> [Your instructions] Copy out the data exactly as it appears, without a single image.

========================

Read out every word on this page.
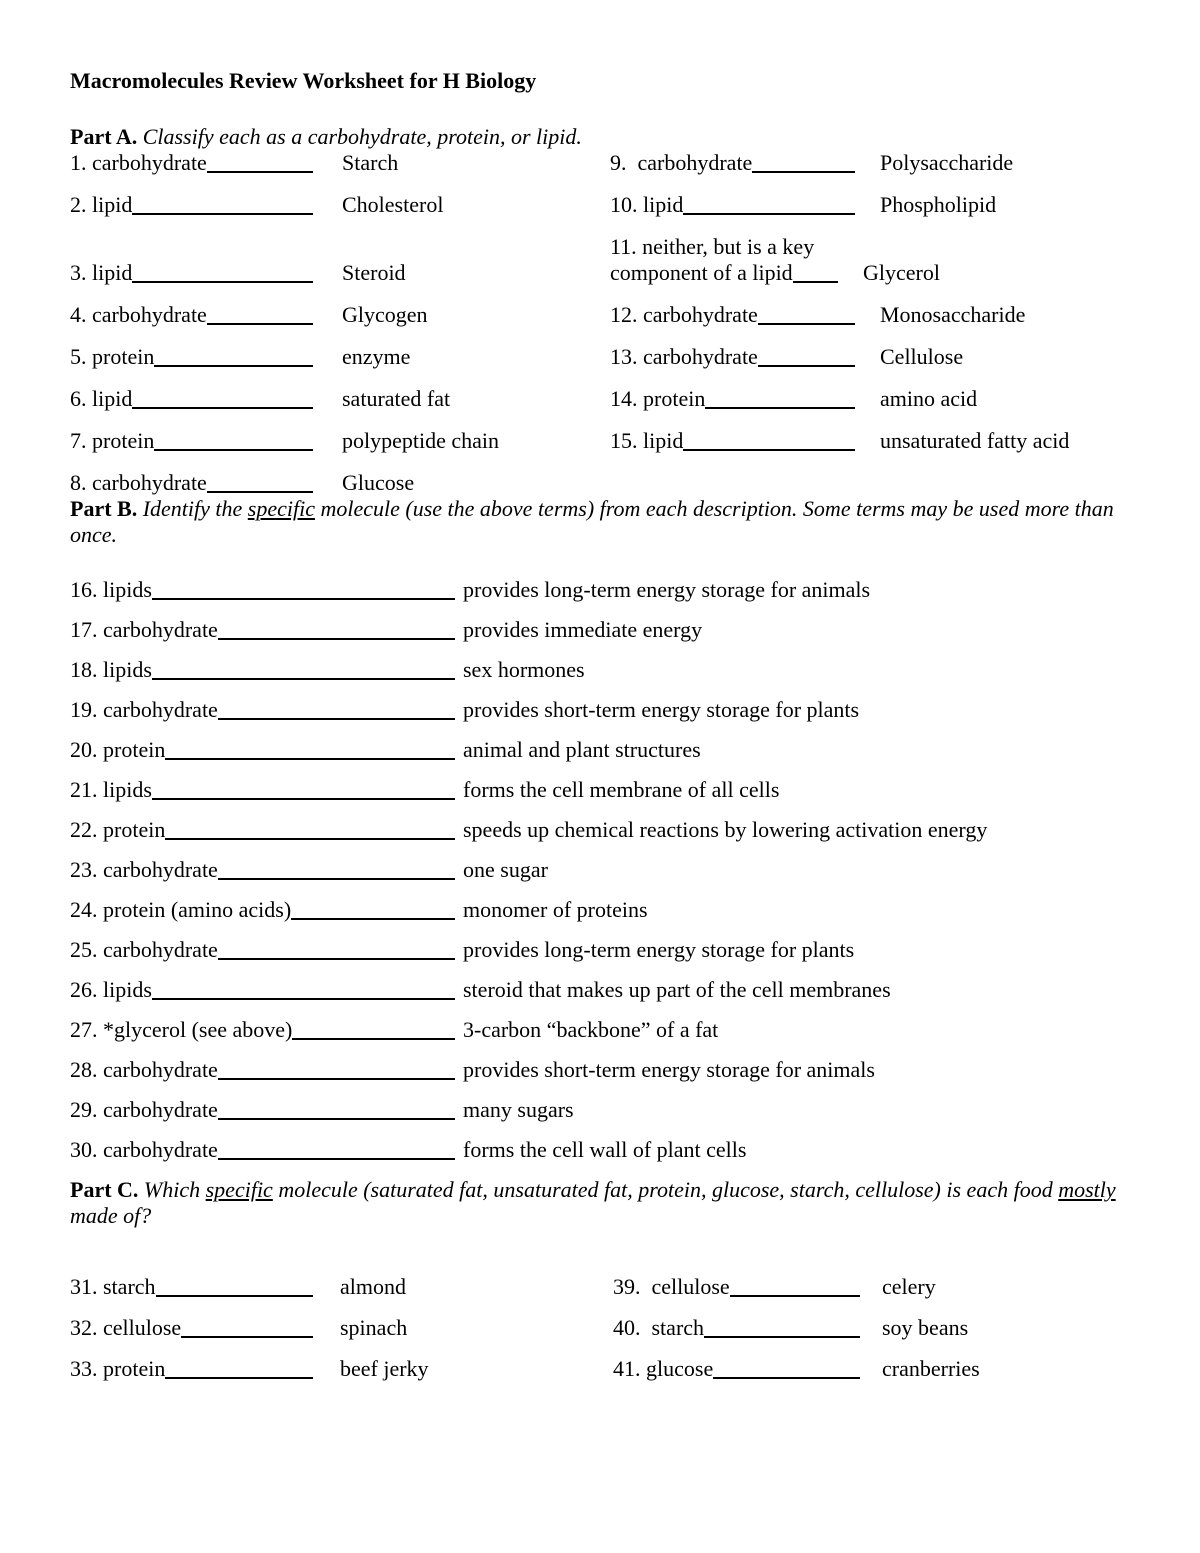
Macromolecules Review Worksheet for H Biology

Part A. Classify each as a carbohydrate, protein, or lipid.

1. carbohydrate	Starch	9.  carbohydrate	Polysaccharide
2. lipid	Cholesterol	10. lipid	Phospholipid
3. lipid	Steroid
11. neither, but is a key
component of a lipid	Glycerol
4. carbohydrate	Glycogen	12. carbohydrate	Monosaccharide
5. protein	enzyme	13. carbohydrate	Cellulose
6. lipid	saturated fat	14. protein	amino acid
7. protein	polypeptide chain	15. lipid	unsaturated fatty acid
8. carbohydrate	Glucose

Part B. Identify the specific molecule (use the above terms) from each description. Some terms may be used more than once.

16. lipids	provides long-term energy storage for animals
17. carbohydrate	provides immediate energy
18. lipids	sex hormones
19. carbohydrate	provides short-term energy storage for plants
20. protein	animal and plant structures
21. lipids	forms the cell membrane of all cells
22. protein	speeds up chemical reactions by lowering activation energy
23. carbohydrate	one sugar
24. protein (amino acids)	monomer of proteins
25. carbohydrate	provides long-term energy storage for plants
26. lipids	steroid that makes up part of the cell membranes
27. *glycerol (see above)	3-carbon “backbone” of a fat
28. carbohydrate	provides short-term energy storage for animals
29. carbohydrate	many sugars
30. carbohydrate	forms the cell wall of plant cells

Part C. Which specific molecule (saturated fat, unsaturated fat, protein, glucose, starch, cellulose) is each food mostly made of?

31. starch	almond	39.  cellulose	celery
32. cellulose	spinach	40.  starch	soy beans
33. protein	beef jerky	41. glucose	cranberries
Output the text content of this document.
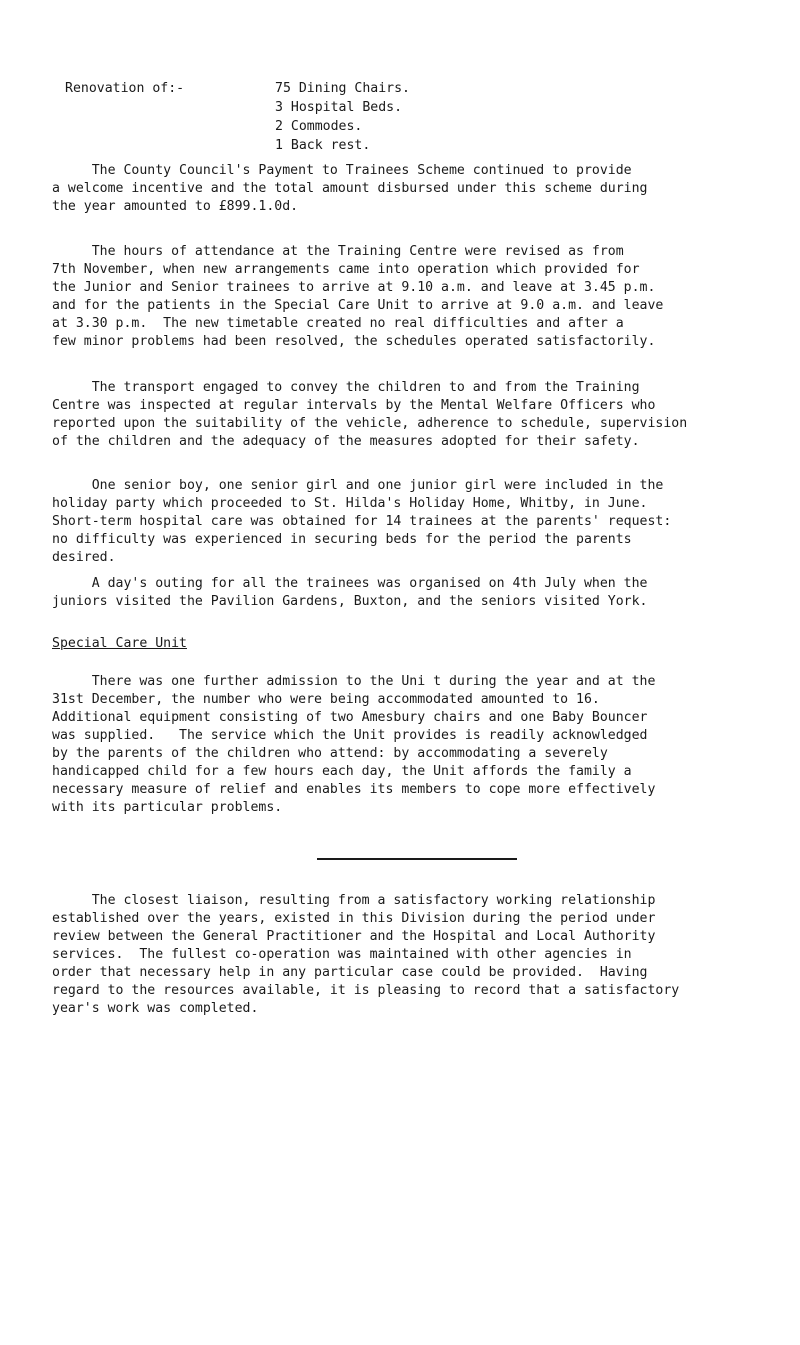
Renovation of:-	75 Dining Chairs.
3 Hospital Beds.
2 Commodes.
1 Back rest.
The County Council's Payment to Trainees Scheme continued to provide
a welcome incentive and the total amount disbursed under this scheme during
the year amounted to £899.1.0d.
The hours of attendance at the Training Centre were revised as from
7th November, when new arrangements came into operation which provided for
the Junior and Senior trainees to arrive at 9.10 a.m. and leave at 3.45 p.m.
and for the patients in the Special Care Unit to arrive at 9.0 a.m. and leave
at 3.30 p.m.  The new timetable created no real difficulties and after a
few minor problems had been resolved, the schedules operated satisfactorily.
The transport engaged to convey the children to and from the Training
Centre was inspected at regular intervals by the Mental Welfare Officers who
reported upon the suitability of the vehicle, adherence to schedule, supervision
of the children and the adequacy of the measures adopted for their safety.
One senior boy, one senior girl and one junior girl were included in the
holiday party which proceeded to St. Hilda's Holiday Home, Whitby, in June.
Short-term hospital care was obtained for 14 trainees at the parents' request:
no difficulty was experienced in securing beds for the period the parents
desired.
A day's outing for all the trainees was organised on 4th July when the
juniors visited the Pavilion Gardens, Buxton, and the seniors visited York.
Special Care Unit
There was one further admission to the Uni t during the year and at the
31st December, the number who were being accommodated amounted to 16.
Additional equipment consisting of two Amesbury chairs and one Baby Bouncer
was supplied.   The service which the Unit provides is readily acknowledged
by the parents of the children who attend: by accommodating a severely
handicapped child for a few hours each day, the Unit affords the family a
necessary measure of relief and enables its members to cope more effectively
with its particular problems.
The closest liaison, resulting from a satisfactory working relationship
established over the years, existed in this Division during the period under
review between the General Practitioner and the Hospital and Local Authority
services.  The fullest co-operation was maintained with other agencies in
order that necessary help in any particular case could be provided.  Having
regard to the resources available, it is pleasing to record that a satisfactory
year's work was completed.
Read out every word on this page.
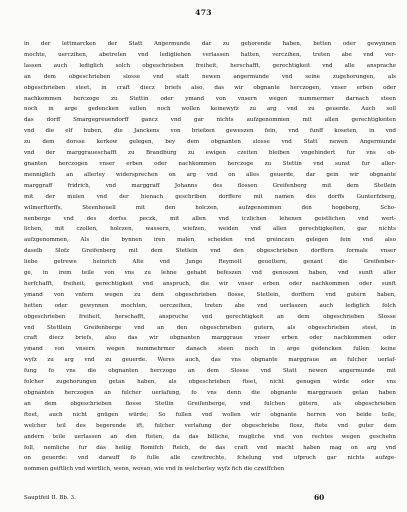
473
in der lettmarcken der Statt Angermunde dar zu gehorende haben, betten oder gewynnen
mochte, uerczihen, abetreten vnd ledigliehen verlassen hatten, verczihen, treten abe vnd ver-
lassen auch lediglich solch obgeschrieben freiheit, herschafft, gerechtigkeit vnd alle ansprache
an dem obgeschrieben slosse vnd statt newen angermunde vnd seine zugehorungen, als
obgeschrieben steet, in craft diecz briefs also, das wir obgnante herczogen, vnser erben oder
nachkommen herczoge zu Stettin oder ymand von vnsern wegen nummermer darnach steen
noch in arge gedencken sullen noch wollen keinewyfz zu arg vnd zu geuerde. Auch soll
das dorff Smargegreuendorff gancz vnd gar nichts aufzgenommen mit allen gerechtigkeiten
vnd die elf huben, die Janckens von briefzen geweszen fein, vnd funff koseten, in vnd
zu dem dorsse kerkow gelegen, bey dem obgnanten slosse vnd Statt newen Angermunde
vnd der marggraueschafft zu Brandburg zu ewigen czeiten bleiben vngehindert fur vns ob-
gnanten herczogen vnser erben oder nachkommen herczoge zu Stettin vnd sunst fur aller-
menniglich an allerley widersprechen on arg vnd on alles geuerde, dar gein wir obgnante
marggraff fridrich, vnd marggraff Johanns des flossen Greifenberg mit dem Stetlein
mit der mulen vnd der hienach geschriben dorffere mit namen des dorffs Gunterfzberg,
wilmerftorffs, Steenhouell mit den holczen, aufzgenommen den hogeberg, Scho-
nenberge vnd des dorfss peczk, mit allen vnd iczlichen lehenen geistlichen vnd wert-
lichen, mit czollen, holczen, wassern, wiefzen, weiden vnd allen gerechtigkeiten, gar nichts
aufzgenommen, Als die bynnen iren malen, scheiden vnd greinczen gelegen fein vnd also
daselb Slofz Greifenberg mit dem Stetlein vnd den obgeschrieben dorffern formals vnser
liebe getrewe heinrich Alte vnd Junge Reymolt geuettern, genant die Greifenber-
ge, in irem teile von vns zu lehne gehabt befeszen vnd genoszen haben, vnd sunft aller
herfchafft, freiheit, gerechtigkeit vnd anspruch, die wir vnser erben oder nachkommen oder sunft
ymand von vnfern wegen zu dem obgeschrieben flosse, Stetlein, dorffern vnd gutern haben,
hetten oder gewynnen mochten, uerczeihen, treten abe vnd uerlaszen auch lediglich folch
obgeschrieben freiheit, herschafft, anspruche vnd gerechtigkeit an dem obgeschrieben Slosse
vnd Stettlein Greifenberge vnd an den obgeschrieben gutern, als obgeschrieben steet, in
craft diecz briefs, also das wir obgnanten marggraue vnser erben oder nachkommen oder
ymand von vnsern wegen nummehrmer danach steen noch in arge gedencken fullen keine
wyfz zu arg vnd zu geuerde. Weres auch, das vns obgnante marggraue an fulcher uerlaf-
fung fo vns die obgnanten herczogo an dem Slosse vnd Statt newen angermunde mit
folcher zugehorungen getan haben, als obgeschrieben fteet, nicht genugen wirde oder vns
obgnanten herczogen an fulcher uerlafung, fo vns denn die obgnante marggrauen getan haben
an dem obgeschrieben flosse Stetlin Greifenberge, vnd fulchen gütern, als obgeschrieben
fteet, auch nicht gnügen würde; So fullen vnd wollen wir obgnante herren von beide teile,
welcher teil des begerende ift, fulcher verlafung der obgeschriebe flosz, ftete vnd guter dem
andern teile uerlassen an den fteten, da das billiche, mugliche vnd von rechtes wegen geschehn
foll, nemliche fur das heilig Romifch Reich, de das craft vnd macht haben mag on arg vnd
on geuerde: vnd darauff fo fulle alle czwitrechte, fchelung vnd ufpruch gar nichts aufzge-
nommen geiftlich vnd wertlich, wenn, wovan, wie vnd in welcherley wyfz fich die czwiffchen
Sauptfeil II. Bb. 3.	60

========================

> [Solution below]
Read out every word on this page.
Macromolecules Review Worksheet for H Biology

Part A. Classify each as a carbohydrate, protein, or lipid.

1. carbohydrate	Starch	9.  carbohydrate	Polysaccharide
2. lipid	Cholesterol	10. lipid	Phospholipid
3. lipid	Steroid
11. neither, but is a key
component of a lipid	Glycerol
4. carbohydrate	Glycogen	12. carbohydrate	Monosaccharide
5. protein	enzyme	13. carbohydrate	Cellulose
6. lipid	saturated fat	14. protein	amino acid
7. protein	polypeptide chain	15. lipid	unsaturated fatty acid
8. carbohydrate	Glucose

Part B. Identify the specific molecule (use the above terms) from each description. Some terms may be used more than once.

16. lipids	provides long-term energy storage for animals
17. carbohydrate	provides immediate energy
18. lipids	sex hormones
19. carbohydrate	provides short-term energy storage for plants
20. protein	animal and plant structures
21. lipids	forms the cell membrane of all cells
22. protein	speeds up chemical reactions by lowering activation energy
23. carbohydrate	one sugar
24. protein (amino acids)	monomer of proteins
25. carbohydrate	provides long-term energy storage for plants
26. lipids	steroid that makes up part of the cell membranes
27. *glycerol (see above)	3-carbon “backbone” of a fat
28. carbohydrate	provides short-term energy storage for animals
29. carbohydrate	many sugars
30. carbohydrate	forms the cell wall of plant cells

Part C. Which specific molecule (saturated fat, unsaturated fat, protein, glucose, starch, cellulose) is each food mostly made of?

31. starch	almond	39.  cellulose	celery
32. cellulose	spinach	40.  starch	soy beans
33. protein	beef jerky	41. glucose	cranberries
Output the text content of this document.
Renovation of:-	75 Dining Chairs.
3 Hospital Beds.
2 Commodes.
1 Back rest.
The County Council's Payment to Trainees Scheme continued to provide
a welcome incentive and the total amount disbursed under this scheme during
the year amounted to £899.1.0d.
The hours of attendance at the Training Centre were revised as from
7th November, when new arrangements came into operation which provided for
the Junior and Senior trainees to arrive at 9.10 a.m. and leave at 3.45 p.m.
and for the patients in the Special Care Unit to arrive at 9.0 a.m. and leave
at 3.30 p.m.  The new timetable created no real difficulties and after a
few minor problems had been resolved, the schedules operated satisfactorily.
The transport engaged to convey the children to and from the Training
Centre was inspected at regular intervals by the Mental Welfare Officers who
reported upon the suitability of the vehicle, adherence to schedule, supervision
of the children and the adequacy of the measures adopted for their safety.
One senior boy, one senior girl and one junior girl were included in the
holiday party which proceeded to St. Hilda's Holiday Home, Whitby, in June.
Short-term hospital care was obtained for 14 trainees at the parents' request:
no difficulty was experienced in securing beds for the period the parents
desired.
A day's outing for all the trainees was organised on 4th July when the
juniors visited the Pavilion Gardens, Buxton, and the seniors visited York.
Special Care Unit
There was one further admission to the Uni t during the year and at the
31st December, the number who were being accommodated amounted to 16.
Additional equipment consisting of two Amesbury chairs and one Baby Bouncer
was supplied.   The service which the Unit provides is readily acknowledged
by the parents of the children who attend: by accommodating a severely
handicapped child for a few hours each day, the Unit affords the family a
necessary measure of relief and enables its members to cope more effectively
with its particular problems.
The closest liaison, resulting from a satisfactory working relationship
established over the years, existed in this Division during the period under
review between the General Practitioner and the Hospital and Local Authority
services.  The fullest co-operation was maintained with other agencies in
order that necessary help in any particular case could be provided.  Having
regard to the resources available, it is pleasing to record that a satisfactory
year's work was completed.
Read out every word on this page.
473
in der lettmarcken der Statt Angermunde dar zu gehorende haben, betten oder gewynnen
mochte, uerczihen, abetreten vnd ledigliehen verlassen hatten, verczihen, treten abe vnd ver-
lassen auch lediglich solch obgeschrieben freiheit, herschafft, gerechtigkeit vnd alle ansprache
an dem obgeschrieben slosse vnd statt newen angermunde vnd seine zugehorungen, als
obgeschrieben steet, in craft diecz briefs also, das wir obgnante herczogen, vnser erben oder
nachkommen herczoge zu Stettin oder ymand von vnsern wegen nummermer darnach steen
noch in arge gedencken sullen noch wollen keinewyfz zu arg vnd zu geuerde. Auch soll
das dorff Smargegreuendorff gancz vnd gar nichts aufzgenommen mit allen gerechtigkeiten
vnd die elf huben, die Janckens von briefzen geweszen fein, vnd funff koseten, in vnd
zu dem dorsse kerkow gelegen, bey dem obgnanten slosse vnd Statt newen Angermunde
vnd der marggraueschafft zu Brandburg zu ewigen czeiten bleiben vngehindert fur vns ob-
gnanten herczogen vnser erben oder nachkommen herczoge zu Stettin vnd sunst fur aller-
menniglich an allerley widersprechen on arg vnd on alles geuerde, dar gein wir obgnante
marggraff fridrich, vnd marggraff Johanns des flossen Greifenberg mit dem Stetlein
mit der mulen vnd der hienach geschriben dorffere mit namen des dorffs Gunterfzberg,
wilmerftorffs, Steenhouell mit den holczen, aufzgenommen den hogeberg, Scho-
nenberge vnd des dorfss peczk, mit allen vnd iczlichen lehenen geistlichen vnd wert-
lichen, mit czollen, holczen, wassern, wiefzen, weiden vnd allen gerechtigkeiten, gar nichts
aufzgenommen, Als die bynnen iren malen, scheiden vnd greinczen gelegen fein vnd also
daselb Slofz Greifenberg mit dem Stetlein vnd den obgeschrieben dorffern formals vnser
liebe getrewe heinrich Alte vnd Junge Reymolt geuettern, genant die Greifenber-
ge, in irem teile von vns zu lehne gehabt befeszen vnd genoszen haben, vnd sunft aller
herfchafft, freiheit, gerechtigkeit vnd anspruch, die wir vnser erben oder nachkommen oder sunft
ymand von vnfern wegen zu dem obgeschrieben flosse, Stetlein, dorffern vnd gutern haben,
hetten oder gewynnen mochten, uerczeihen, treten abe vnd uerlaszen auch lediglich folch
obgeschrieben freiheit, herschafft, anspruche vnd gerechtigkeit an dem obgeschrieben Slosse
vnd Stettlein Greifenberge vnd an den obgeschrieben gutern, als obgeschrieben steet, in
craft diecz briefs, also das wir obgnanten marggraue vnser erben oder nachkommen oder
ymand von vnsern wegen nummehrmer danach steen noch in arge gedencken fullen keine
wyfz zu arg vnd zu geuerde. Weres auch, das vns obgnante marggraue an fulcher uerlaf-
fung fo vns die obgnanten herczogo an dem Slosse vnd Statt newen angermunde mit
folcher zugehorungen getan haben, als obgeschrieben fteet, nicht genugen wirde oder vns
obgnanten herczogen an fulcher uerlafung, fo vns denn die obgnante marggrauen getan haben
an dem obgeschrieben flosse Stetlin Greifenberge, vnd fulchen gütern, als obgeschrieben
fteet, auch nicht gnügen würde; So fullen vnd wollen wir obgnante herren von beide teile,
welcher teil des begerende ift, fulcher verlafung der obgeschriebe flosz, ftete vnd guter dem
andern teile uerlassen an den fteten, da das billiche, mugliche vnd von rechtes wegen geschehn
foll, nemliche fur das heilig Romifch Reich, de das craft vnd macht haben mag on arg vnd
on geuerde: vnd darauff fo fulle alle czwitrechte, fchelung vnd ufpruch gar nichts aufzge-
nommen geiftlich vnd wertlich, wenn, wovan, wie vnd in welcherley wyfz fich die czwiffchen
Sauptfeil II. Bb. 3.	60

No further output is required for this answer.